--- START DATASET EXTRACT ---
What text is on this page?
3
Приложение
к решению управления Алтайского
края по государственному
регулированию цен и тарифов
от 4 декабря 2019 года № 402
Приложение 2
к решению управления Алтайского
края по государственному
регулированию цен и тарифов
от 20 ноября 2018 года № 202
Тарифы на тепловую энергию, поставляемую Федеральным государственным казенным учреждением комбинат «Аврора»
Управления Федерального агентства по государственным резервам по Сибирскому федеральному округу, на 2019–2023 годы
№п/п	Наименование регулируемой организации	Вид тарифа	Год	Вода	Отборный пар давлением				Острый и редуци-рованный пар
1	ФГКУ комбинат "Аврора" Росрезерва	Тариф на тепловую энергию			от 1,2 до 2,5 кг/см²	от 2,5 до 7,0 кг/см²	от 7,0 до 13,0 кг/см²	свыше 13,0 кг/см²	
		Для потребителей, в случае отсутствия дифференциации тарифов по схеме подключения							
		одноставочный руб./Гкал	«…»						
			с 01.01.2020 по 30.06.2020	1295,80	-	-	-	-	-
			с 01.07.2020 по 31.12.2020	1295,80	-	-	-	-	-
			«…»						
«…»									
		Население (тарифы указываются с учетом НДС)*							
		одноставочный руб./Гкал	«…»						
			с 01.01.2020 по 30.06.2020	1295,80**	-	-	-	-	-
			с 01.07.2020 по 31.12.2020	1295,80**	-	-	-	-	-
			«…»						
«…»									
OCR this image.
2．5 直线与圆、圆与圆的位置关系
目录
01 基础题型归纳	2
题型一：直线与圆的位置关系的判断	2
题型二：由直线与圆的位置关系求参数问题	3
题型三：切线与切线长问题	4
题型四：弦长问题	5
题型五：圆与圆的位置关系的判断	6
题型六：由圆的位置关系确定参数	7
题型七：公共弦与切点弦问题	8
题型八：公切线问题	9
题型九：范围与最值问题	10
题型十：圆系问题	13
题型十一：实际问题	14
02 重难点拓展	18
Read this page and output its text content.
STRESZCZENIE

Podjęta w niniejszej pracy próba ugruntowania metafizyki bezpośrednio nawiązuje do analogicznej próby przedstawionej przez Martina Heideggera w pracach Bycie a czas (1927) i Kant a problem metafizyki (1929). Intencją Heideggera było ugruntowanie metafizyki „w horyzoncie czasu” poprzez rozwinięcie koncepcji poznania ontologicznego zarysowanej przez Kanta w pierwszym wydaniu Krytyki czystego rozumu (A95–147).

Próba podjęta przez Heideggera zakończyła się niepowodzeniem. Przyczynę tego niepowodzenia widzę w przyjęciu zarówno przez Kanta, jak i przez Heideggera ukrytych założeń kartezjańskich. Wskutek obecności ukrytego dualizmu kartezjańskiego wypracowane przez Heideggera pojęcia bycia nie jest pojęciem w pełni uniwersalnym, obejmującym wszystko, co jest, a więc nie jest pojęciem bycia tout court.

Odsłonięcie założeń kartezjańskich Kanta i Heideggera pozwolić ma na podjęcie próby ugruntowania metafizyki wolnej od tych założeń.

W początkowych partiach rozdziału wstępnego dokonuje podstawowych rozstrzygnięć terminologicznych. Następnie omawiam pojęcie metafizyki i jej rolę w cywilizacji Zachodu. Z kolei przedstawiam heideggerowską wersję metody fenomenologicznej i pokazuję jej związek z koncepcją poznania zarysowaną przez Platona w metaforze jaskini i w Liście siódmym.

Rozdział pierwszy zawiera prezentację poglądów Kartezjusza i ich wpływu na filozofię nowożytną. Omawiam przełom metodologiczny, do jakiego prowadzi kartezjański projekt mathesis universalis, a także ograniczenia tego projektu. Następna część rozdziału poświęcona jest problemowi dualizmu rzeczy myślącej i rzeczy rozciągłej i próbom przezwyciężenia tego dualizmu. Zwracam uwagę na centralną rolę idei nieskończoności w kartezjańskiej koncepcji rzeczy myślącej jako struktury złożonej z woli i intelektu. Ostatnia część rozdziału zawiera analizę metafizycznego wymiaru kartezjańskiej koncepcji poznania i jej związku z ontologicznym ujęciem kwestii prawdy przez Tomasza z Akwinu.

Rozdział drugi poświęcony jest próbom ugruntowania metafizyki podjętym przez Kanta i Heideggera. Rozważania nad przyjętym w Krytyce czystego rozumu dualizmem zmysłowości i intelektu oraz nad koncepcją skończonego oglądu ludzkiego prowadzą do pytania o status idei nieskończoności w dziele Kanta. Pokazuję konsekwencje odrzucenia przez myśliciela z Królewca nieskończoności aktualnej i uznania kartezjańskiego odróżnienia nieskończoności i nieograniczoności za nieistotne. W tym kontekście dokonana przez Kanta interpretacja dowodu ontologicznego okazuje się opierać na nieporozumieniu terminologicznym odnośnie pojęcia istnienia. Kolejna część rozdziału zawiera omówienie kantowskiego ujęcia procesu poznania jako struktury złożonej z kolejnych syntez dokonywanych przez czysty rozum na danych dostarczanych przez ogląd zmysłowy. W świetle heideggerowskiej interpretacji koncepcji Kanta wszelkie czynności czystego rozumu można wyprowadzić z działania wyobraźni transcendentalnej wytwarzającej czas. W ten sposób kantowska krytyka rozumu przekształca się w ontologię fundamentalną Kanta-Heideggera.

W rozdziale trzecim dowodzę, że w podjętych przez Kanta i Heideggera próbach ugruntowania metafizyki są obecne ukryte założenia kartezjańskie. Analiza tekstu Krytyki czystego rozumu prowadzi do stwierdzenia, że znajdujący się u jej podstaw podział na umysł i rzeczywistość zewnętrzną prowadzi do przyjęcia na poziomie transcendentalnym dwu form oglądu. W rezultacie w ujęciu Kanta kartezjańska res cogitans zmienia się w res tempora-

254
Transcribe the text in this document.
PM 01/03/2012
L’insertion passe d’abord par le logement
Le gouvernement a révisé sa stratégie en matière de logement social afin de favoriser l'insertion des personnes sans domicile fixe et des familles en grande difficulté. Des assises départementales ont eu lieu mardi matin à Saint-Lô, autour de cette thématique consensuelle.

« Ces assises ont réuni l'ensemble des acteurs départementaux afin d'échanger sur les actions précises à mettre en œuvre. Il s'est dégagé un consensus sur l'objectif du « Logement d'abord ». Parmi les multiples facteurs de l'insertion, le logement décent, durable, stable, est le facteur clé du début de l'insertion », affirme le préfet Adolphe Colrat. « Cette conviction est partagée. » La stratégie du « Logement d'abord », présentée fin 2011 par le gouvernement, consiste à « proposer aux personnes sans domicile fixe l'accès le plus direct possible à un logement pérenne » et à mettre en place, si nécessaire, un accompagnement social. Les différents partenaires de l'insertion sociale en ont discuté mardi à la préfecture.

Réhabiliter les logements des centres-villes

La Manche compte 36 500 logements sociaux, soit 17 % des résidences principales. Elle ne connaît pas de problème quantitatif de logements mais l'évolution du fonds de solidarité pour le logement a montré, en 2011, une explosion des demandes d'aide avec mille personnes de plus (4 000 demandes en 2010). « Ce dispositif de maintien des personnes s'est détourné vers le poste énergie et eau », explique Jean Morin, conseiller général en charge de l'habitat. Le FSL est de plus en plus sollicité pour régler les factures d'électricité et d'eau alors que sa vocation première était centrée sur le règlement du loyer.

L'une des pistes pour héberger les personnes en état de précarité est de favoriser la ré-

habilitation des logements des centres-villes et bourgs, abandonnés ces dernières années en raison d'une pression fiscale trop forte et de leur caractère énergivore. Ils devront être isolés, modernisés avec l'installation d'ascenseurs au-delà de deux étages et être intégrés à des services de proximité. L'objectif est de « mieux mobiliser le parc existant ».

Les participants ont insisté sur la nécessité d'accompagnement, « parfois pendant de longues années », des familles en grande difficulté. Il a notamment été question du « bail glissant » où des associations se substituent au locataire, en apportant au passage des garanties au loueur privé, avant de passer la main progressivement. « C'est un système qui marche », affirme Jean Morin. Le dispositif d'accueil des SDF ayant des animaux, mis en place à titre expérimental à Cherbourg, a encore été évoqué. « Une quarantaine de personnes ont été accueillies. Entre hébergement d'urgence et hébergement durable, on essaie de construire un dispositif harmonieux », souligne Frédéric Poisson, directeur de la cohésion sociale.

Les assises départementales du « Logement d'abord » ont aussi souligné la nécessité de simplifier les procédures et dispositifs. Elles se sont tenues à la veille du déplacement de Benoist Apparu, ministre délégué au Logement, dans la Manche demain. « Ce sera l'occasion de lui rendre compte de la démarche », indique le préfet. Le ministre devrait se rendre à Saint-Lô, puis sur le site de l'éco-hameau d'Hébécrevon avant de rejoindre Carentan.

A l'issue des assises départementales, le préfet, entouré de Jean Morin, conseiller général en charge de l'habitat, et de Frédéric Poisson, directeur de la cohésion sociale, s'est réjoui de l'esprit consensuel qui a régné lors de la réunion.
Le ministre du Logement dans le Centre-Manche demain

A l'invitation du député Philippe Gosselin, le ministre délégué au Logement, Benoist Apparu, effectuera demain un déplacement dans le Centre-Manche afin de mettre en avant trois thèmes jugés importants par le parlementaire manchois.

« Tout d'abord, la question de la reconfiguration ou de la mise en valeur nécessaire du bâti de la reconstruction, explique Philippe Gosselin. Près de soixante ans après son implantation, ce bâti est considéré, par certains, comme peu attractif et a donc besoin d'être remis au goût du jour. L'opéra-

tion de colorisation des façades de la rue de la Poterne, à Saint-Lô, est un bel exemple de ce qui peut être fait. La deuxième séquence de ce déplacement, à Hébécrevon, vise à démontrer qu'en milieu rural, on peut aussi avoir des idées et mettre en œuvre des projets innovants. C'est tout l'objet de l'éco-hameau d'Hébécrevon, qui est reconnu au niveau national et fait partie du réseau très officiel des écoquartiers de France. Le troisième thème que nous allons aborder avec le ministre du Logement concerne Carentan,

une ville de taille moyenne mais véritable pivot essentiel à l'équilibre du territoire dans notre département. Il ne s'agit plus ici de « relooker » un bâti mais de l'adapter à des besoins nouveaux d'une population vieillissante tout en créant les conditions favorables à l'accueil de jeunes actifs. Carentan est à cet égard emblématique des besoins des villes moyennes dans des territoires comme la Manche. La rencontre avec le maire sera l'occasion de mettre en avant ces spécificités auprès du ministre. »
--- END DATASET EXTRACT ---
• [GOAL]:
Reply with nothing but a number: how many lines of the entries above contain the string "centres"?

• [SOLUTION TO THIS TASK]:
2